## What is needed
Return the full material exactly.

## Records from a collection
"""

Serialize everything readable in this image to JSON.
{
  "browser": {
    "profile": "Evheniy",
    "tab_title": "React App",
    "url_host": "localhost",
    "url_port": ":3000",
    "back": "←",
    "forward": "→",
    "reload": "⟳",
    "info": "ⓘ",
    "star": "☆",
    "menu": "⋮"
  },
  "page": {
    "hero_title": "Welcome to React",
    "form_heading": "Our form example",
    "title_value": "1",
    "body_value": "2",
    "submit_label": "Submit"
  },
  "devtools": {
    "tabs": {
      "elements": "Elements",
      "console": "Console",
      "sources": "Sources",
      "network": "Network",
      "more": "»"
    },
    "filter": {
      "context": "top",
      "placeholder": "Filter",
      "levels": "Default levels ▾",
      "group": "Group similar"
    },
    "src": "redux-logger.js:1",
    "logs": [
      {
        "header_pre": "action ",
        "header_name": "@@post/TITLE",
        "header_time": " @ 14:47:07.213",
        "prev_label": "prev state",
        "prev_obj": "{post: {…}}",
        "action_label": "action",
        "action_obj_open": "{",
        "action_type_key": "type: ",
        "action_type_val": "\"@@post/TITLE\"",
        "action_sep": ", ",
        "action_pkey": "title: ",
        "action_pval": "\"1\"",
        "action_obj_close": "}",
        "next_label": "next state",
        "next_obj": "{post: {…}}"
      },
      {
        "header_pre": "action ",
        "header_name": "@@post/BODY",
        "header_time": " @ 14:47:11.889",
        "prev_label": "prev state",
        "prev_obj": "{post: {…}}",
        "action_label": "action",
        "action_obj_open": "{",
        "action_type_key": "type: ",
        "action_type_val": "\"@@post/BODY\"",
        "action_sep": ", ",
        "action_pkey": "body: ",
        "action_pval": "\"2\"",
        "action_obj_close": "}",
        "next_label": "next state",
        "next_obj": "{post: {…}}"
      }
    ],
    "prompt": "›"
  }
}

"""

## Task solution
Serialize everything readable in this image to JSON.
{
  "browser": {
    "profile": "Evheniy",
    "tab_title": "React App",
    "url_host": "localhost",
    "url_port": ":3000",
    "back": "←",
    "forward": "→",
    "reload": "⟳",
    "info": "ⓘ",
    "star": "☆",
    "menu": "⋮"
  },
  "page": {
    "hero_title": "Welcome to React",
    "form_heading": "Our form example",
    "title_value": "1",
    "body_value": "2",
    "submit_label": "Submit"
  },
  "devtools": {
    "tabs": {
      "elements": "Elements",
      "console": "Console",
      "sources": "Sources",
      "network": "Network",
      "more": "»"
    },
    "filter": {
      "context": "top",
      "placeholder": "Filter",
      "levels": "Default levels ▾",
      "group": "Group similar"
    },
    "src": "redux-logger.js:1",
    "logs": [
      {
        "header_pre": "action ",
        "header_name": "@@post/TITLE",
        "header_time": " @ 14:47:07.213",
        "prev_label": "prev state",
        "prev_obj": "{post: {…}}",
        "action_label": "action",
        "action_obj_open": "{",
        "action_type_key": "type: ",
        "action_type_val": "\"@@post/TITLE\"",
        "action_sep": ", ",
        "action_pkey": "title: ",
        "action_pval": "\"1\"",
        "action_obj_close": "}",
        "next_label": "next state",
        "next_obj": "{post: {…}}"
      },
      {
        "header_pre": "action ",
        "header_name": "@@post/BODY",
        "header_time": " @ 14:47:11.889",
        "prev_label": "prev state",
        "prev_obj": "{post: {…}}",
        "action_label": "action",
        "action_obj_open": "{",
        "action_type_key": "type: ",
        "action_type_val": "\"@@post/BODY\"",
        "action_sep": ", ",
        "action_pkey": "body: ",
        "action_pval": "\"2\"",
        "action_obj_close": "}",
        "next_label": "next state",
        "next_obj": "{post: {…}}"
      }
    ],
    "prompt": "›"
  }
}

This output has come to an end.